— Aim of the exercise —
Identify all lines in the data containing the string "from". Copy them out.

═══ Material supplied ═══

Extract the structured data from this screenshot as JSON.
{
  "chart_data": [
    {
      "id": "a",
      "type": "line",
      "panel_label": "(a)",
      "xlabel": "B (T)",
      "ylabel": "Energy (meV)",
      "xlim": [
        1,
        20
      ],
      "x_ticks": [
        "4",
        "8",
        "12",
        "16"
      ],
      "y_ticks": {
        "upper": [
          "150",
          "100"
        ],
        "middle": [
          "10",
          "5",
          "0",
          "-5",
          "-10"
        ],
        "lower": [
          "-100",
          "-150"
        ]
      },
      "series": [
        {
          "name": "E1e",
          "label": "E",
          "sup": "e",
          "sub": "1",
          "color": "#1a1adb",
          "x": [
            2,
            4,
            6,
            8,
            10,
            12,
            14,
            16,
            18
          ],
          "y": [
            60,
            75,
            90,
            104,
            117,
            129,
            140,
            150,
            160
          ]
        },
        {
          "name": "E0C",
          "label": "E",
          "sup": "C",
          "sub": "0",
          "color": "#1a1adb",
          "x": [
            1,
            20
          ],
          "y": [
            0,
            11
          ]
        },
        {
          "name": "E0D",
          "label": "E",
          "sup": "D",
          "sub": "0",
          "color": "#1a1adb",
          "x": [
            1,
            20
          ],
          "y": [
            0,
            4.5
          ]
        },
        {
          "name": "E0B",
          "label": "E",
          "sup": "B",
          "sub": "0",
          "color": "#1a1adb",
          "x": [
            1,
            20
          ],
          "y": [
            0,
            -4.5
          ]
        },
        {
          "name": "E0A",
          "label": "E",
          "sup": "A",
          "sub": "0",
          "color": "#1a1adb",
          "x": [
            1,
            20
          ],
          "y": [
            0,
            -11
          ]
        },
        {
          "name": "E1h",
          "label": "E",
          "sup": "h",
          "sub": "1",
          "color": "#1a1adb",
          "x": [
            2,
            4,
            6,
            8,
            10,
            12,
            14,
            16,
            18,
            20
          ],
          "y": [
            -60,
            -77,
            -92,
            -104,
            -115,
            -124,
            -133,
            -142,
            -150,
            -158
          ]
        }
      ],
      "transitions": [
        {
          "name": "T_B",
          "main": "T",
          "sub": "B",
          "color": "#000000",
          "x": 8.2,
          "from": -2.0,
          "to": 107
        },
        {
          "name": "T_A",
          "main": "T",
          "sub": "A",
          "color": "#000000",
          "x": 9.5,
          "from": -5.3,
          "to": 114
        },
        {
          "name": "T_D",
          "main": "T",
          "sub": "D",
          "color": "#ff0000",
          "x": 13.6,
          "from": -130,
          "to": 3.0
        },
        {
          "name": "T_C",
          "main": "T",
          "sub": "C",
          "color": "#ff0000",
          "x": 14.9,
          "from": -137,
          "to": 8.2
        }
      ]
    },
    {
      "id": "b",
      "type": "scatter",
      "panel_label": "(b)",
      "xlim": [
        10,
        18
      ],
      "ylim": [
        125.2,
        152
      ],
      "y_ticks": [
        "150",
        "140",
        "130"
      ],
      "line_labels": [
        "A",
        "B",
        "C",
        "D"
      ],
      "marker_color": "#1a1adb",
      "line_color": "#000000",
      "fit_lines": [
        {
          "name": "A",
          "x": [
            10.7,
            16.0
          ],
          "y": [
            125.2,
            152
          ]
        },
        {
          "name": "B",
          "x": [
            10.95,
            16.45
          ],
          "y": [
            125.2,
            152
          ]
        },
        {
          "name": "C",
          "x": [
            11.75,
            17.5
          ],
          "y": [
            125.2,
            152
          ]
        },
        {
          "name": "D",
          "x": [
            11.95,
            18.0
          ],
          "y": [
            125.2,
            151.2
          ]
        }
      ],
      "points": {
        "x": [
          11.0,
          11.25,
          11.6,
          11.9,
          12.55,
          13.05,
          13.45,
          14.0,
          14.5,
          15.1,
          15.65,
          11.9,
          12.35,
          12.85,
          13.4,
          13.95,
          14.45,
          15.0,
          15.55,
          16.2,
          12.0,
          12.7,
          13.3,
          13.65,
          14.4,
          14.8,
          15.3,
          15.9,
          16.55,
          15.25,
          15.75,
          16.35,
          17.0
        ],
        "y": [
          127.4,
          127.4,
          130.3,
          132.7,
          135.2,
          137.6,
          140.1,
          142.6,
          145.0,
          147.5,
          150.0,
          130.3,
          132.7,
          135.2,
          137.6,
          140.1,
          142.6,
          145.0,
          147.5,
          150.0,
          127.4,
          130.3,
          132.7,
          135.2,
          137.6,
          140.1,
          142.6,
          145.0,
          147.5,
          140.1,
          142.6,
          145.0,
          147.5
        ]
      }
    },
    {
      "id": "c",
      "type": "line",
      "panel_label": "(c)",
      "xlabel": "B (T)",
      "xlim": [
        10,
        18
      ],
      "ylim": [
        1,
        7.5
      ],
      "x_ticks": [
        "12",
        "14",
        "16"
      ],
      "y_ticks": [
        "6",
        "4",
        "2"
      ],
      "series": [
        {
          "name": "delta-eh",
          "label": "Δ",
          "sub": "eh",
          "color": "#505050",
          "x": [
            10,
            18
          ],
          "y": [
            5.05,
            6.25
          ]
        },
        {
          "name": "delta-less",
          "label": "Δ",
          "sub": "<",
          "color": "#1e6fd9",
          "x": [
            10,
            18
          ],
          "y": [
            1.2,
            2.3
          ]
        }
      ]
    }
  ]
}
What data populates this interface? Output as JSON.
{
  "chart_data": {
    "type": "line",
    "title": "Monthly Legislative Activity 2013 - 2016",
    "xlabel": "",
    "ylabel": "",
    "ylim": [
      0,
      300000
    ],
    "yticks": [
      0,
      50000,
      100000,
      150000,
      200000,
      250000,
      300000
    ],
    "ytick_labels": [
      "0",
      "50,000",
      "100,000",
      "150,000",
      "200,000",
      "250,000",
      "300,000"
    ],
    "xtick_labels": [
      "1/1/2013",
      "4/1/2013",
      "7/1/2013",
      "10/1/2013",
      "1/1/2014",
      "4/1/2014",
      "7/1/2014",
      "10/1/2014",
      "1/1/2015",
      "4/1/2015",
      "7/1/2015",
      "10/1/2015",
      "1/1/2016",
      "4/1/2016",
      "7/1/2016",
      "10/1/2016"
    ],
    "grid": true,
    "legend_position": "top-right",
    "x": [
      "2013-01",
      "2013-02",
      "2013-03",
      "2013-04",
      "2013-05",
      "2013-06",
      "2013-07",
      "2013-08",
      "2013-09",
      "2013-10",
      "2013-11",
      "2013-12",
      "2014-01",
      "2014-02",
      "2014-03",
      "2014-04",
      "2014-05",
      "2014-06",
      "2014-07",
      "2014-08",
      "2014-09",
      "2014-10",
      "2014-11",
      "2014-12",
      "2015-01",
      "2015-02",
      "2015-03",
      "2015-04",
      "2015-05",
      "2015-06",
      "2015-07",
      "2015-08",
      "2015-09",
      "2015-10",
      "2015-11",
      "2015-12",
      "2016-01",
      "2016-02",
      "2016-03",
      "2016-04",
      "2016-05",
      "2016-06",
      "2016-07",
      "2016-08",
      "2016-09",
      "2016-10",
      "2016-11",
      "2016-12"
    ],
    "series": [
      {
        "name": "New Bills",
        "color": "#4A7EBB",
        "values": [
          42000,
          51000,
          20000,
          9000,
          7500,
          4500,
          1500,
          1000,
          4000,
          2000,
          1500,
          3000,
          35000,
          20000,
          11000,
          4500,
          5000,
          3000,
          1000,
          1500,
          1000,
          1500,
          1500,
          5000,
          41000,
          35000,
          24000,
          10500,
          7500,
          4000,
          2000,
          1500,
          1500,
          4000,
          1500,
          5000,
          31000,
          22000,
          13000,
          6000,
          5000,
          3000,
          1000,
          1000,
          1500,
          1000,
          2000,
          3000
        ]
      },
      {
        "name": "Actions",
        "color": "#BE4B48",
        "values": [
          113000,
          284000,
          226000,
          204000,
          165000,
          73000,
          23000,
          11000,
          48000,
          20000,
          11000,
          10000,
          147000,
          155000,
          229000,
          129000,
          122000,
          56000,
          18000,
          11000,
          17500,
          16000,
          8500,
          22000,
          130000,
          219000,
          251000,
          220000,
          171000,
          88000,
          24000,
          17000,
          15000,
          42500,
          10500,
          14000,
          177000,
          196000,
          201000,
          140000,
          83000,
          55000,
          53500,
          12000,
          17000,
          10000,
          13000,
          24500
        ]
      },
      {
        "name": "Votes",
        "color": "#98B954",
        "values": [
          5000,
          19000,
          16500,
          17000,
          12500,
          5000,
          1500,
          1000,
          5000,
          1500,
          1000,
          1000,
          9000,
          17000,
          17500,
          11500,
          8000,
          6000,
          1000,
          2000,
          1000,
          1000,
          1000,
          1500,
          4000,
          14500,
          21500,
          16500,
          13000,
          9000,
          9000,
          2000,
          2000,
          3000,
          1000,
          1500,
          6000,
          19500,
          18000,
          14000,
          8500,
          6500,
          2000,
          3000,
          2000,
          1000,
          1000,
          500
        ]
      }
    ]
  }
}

═══

— Solution for this exercise —
Extract the structured data from this screenshot as JSON.
          "from": -2.0,
          "from": -5.3,
          "from": -130,
          "from": -137,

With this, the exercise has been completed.